**Available records**
►

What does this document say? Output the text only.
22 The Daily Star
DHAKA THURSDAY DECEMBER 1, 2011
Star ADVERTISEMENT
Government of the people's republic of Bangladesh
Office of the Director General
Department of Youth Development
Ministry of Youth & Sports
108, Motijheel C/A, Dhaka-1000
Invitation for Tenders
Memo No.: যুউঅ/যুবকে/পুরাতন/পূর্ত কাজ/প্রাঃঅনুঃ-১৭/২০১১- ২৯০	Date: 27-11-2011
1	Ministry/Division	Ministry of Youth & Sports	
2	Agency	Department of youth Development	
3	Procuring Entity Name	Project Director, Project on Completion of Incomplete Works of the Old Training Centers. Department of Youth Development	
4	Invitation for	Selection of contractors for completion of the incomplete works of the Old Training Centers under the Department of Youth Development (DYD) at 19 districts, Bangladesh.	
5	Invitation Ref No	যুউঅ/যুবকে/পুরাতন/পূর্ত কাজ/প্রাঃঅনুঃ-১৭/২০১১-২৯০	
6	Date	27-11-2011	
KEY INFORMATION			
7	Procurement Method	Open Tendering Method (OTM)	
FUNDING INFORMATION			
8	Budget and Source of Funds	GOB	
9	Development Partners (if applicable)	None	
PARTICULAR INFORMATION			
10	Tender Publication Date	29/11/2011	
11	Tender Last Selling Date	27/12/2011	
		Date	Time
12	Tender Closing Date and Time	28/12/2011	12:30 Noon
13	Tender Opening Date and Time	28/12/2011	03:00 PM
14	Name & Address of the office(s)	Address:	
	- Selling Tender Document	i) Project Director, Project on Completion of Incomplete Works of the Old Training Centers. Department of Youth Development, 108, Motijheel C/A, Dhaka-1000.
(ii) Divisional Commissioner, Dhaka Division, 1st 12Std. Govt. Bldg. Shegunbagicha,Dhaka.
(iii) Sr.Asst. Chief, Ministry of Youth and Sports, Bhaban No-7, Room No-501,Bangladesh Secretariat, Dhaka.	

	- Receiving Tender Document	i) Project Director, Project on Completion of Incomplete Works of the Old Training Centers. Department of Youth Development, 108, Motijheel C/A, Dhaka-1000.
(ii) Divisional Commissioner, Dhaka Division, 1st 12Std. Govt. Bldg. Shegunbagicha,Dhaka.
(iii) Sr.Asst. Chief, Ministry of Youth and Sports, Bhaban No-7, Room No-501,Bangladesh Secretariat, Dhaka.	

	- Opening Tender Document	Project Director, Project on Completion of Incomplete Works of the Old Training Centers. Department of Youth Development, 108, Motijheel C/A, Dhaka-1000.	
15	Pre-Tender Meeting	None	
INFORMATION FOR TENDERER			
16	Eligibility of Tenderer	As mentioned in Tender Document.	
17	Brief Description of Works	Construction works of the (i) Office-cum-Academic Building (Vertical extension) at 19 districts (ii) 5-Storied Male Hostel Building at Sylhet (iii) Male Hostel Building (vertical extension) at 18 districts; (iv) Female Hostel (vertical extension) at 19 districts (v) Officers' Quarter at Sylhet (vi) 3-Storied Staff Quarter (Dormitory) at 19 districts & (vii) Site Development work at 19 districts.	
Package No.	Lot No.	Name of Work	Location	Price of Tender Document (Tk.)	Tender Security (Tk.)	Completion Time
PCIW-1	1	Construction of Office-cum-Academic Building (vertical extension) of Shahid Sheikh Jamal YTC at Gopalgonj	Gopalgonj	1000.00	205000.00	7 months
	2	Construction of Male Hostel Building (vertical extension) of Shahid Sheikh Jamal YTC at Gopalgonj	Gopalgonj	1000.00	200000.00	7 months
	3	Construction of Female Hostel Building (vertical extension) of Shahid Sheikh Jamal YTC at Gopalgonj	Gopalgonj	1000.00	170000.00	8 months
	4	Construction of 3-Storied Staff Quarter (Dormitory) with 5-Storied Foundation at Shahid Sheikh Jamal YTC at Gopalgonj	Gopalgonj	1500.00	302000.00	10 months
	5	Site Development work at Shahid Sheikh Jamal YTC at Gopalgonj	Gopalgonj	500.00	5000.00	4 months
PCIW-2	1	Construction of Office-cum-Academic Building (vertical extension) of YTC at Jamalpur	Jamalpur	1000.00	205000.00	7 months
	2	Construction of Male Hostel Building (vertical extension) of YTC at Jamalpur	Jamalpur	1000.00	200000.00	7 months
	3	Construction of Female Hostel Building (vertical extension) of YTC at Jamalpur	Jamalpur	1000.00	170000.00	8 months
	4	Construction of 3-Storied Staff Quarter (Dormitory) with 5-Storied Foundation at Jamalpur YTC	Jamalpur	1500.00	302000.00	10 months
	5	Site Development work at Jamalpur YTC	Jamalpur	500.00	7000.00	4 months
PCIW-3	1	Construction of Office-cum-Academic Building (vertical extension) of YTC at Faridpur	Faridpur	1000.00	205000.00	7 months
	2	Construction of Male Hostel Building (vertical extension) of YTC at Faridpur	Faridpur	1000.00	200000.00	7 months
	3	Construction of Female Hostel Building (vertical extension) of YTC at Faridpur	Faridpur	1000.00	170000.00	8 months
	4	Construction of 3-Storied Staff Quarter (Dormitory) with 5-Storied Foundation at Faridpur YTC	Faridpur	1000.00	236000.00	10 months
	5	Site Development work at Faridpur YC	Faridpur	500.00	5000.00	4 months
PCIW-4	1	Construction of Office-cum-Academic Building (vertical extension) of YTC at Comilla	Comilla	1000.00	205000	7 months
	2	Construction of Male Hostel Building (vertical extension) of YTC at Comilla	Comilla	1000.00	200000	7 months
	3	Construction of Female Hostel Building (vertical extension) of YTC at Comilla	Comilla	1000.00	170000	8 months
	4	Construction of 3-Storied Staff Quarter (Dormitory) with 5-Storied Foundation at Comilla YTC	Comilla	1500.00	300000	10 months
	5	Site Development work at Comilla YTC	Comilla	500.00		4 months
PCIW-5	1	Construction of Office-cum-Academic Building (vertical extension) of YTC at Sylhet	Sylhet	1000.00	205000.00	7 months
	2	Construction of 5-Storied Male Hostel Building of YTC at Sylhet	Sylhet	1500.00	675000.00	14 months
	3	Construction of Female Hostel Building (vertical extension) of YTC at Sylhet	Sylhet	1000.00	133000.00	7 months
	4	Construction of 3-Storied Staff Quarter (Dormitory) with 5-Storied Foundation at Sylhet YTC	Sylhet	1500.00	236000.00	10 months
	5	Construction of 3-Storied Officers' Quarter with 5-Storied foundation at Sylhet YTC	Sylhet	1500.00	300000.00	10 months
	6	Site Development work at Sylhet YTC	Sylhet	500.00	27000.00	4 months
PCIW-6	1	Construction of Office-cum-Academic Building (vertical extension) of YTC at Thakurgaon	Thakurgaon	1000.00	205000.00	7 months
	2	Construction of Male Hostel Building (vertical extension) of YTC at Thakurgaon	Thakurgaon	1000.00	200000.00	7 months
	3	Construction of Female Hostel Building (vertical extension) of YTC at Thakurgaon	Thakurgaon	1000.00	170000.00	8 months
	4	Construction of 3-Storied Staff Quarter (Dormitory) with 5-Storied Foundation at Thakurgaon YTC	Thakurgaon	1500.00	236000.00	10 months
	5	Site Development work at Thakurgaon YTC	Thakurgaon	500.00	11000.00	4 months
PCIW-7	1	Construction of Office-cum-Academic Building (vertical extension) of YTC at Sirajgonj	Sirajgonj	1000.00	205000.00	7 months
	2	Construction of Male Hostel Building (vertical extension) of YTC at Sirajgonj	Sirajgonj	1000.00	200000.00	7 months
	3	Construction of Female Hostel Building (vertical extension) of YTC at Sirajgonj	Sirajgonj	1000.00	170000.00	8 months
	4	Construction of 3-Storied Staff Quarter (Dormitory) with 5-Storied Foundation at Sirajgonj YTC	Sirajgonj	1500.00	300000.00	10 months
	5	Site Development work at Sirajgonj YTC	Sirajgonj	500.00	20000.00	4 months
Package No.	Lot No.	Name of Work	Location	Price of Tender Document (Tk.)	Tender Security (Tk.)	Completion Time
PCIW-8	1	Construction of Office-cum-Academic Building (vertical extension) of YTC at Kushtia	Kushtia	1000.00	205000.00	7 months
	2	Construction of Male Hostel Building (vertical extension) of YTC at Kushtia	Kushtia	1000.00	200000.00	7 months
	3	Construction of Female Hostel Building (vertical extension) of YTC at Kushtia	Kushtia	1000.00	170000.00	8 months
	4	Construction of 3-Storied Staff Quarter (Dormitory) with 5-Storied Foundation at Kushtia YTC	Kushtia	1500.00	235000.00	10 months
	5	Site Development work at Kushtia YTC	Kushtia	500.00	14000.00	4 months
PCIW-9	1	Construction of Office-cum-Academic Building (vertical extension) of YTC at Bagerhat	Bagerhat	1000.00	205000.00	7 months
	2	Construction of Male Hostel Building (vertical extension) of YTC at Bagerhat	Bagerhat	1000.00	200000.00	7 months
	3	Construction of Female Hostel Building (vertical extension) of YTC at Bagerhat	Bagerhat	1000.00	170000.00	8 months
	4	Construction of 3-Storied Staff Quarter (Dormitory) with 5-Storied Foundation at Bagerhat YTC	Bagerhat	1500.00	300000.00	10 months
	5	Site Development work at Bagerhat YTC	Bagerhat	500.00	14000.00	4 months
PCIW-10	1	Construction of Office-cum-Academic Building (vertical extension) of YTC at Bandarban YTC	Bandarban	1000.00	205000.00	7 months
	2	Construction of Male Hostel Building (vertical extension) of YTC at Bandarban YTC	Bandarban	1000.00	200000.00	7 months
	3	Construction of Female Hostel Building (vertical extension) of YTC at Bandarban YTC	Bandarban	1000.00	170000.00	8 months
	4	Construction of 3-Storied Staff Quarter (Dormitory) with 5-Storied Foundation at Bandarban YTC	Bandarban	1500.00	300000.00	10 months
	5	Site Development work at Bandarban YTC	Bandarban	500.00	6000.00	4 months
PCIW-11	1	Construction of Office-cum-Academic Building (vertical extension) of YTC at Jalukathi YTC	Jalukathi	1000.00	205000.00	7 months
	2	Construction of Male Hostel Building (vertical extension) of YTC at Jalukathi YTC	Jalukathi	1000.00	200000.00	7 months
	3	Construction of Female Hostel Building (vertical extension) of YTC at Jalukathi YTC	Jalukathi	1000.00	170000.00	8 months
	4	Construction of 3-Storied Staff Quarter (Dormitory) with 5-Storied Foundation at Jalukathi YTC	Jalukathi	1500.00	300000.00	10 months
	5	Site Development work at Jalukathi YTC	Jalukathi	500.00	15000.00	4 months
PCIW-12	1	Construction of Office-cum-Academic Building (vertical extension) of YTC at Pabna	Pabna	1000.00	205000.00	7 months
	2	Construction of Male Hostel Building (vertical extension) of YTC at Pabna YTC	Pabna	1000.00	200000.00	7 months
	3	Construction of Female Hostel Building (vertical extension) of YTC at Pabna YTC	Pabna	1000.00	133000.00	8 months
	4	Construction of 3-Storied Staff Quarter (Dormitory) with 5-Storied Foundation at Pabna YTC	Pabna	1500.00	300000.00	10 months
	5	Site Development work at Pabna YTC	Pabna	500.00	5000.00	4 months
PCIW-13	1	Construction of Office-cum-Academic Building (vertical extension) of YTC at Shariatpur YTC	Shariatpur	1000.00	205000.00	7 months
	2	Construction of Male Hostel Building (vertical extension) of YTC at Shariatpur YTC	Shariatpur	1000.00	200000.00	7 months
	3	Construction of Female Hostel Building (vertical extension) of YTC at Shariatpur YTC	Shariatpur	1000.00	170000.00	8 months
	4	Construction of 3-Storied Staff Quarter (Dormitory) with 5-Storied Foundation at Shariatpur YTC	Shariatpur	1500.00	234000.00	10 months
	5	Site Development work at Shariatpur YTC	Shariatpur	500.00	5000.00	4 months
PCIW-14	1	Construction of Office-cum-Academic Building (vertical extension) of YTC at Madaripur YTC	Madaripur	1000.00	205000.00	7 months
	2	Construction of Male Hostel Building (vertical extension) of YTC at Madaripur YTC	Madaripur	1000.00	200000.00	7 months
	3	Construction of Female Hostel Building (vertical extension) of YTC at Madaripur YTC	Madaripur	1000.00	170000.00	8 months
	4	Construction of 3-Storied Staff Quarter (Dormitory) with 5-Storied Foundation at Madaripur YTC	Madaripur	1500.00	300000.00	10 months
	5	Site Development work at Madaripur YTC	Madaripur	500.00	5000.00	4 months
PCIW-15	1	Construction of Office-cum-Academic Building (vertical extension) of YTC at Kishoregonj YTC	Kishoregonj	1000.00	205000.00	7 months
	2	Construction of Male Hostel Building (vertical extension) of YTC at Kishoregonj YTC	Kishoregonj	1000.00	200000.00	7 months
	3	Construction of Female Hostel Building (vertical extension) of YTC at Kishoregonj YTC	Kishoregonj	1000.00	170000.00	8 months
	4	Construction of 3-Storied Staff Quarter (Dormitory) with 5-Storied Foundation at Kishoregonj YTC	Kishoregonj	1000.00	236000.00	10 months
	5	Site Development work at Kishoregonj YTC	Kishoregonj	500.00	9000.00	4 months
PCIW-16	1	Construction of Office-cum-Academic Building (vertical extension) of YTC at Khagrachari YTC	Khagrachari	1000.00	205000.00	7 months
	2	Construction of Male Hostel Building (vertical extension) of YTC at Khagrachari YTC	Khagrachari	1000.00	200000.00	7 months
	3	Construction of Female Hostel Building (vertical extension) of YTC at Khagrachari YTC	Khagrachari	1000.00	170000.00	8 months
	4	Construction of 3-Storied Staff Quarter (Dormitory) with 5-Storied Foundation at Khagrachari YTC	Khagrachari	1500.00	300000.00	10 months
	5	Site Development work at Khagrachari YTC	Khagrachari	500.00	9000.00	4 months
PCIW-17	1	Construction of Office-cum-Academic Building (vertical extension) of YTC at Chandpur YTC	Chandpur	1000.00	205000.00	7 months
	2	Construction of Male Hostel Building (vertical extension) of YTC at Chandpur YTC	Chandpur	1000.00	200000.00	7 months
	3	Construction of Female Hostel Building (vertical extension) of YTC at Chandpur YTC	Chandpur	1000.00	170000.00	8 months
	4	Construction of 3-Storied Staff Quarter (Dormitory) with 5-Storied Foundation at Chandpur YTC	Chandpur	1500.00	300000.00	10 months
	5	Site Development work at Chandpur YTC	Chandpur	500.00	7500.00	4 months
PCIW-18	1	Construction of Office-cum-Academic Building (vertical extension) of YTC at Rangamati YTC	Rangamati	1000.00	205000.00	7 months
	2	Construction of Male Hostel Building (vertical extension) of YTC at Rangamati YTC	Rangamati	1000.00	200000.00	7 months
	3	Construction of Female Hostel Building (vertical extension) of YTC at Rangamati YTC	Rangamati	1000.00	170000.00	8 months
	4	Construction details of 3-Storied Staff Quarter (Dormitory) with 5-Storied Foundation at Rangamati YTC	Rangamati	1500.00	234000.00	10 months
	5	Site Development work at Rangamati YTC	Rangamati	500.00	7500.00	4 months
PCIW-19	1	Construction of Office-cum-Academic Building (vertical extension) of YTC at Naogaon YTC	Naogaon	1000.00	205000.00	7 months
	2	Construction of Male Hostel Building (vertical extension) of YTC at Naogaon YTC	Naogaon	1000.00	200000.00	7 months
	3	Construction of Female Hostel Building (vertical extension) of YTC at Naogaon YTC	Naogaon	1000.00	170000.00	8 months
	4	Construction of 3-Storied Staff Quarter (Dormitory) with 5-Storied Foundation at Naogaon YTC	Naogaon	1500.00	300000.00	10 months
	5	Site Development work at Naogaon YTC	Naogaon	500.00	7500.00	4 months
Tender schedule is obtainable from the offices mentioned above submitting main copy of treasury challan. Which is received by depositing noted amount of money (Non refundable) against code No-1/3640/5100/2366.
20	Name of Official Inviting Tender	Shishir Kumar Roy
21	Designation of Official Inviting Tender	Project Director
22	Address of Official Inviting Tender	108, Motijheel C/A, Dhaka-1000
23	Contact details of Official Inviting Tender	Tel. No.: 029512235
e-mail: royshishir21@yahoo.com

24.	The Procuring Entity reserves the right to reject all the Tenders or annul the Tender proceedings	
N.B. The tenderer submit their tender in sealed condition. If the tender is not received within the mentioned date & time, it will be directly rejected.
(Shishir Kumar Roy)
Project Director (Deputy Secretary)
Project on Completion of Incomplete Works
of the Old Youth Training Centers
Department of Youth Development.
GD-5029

◄

**Short exercise**
Identify the lines in the entries that hold "Sports" and return each one.

**Output for this exercise**
Ministry of Youth & Sports
1	Ministry/Division	Ministry of Youth & Sports	
(iii) Sr.Asst. Chief, Ministry of Youth and Sports, Bhaban No-7, Room No-501,Bangladesh Secretariat, Dhaka.	
(iii) Sr.Asst. Chief, Ministry of Youth and Sports, Bhaban No-7, Room No-501,Bangladesh Secretariat, Dhaka.	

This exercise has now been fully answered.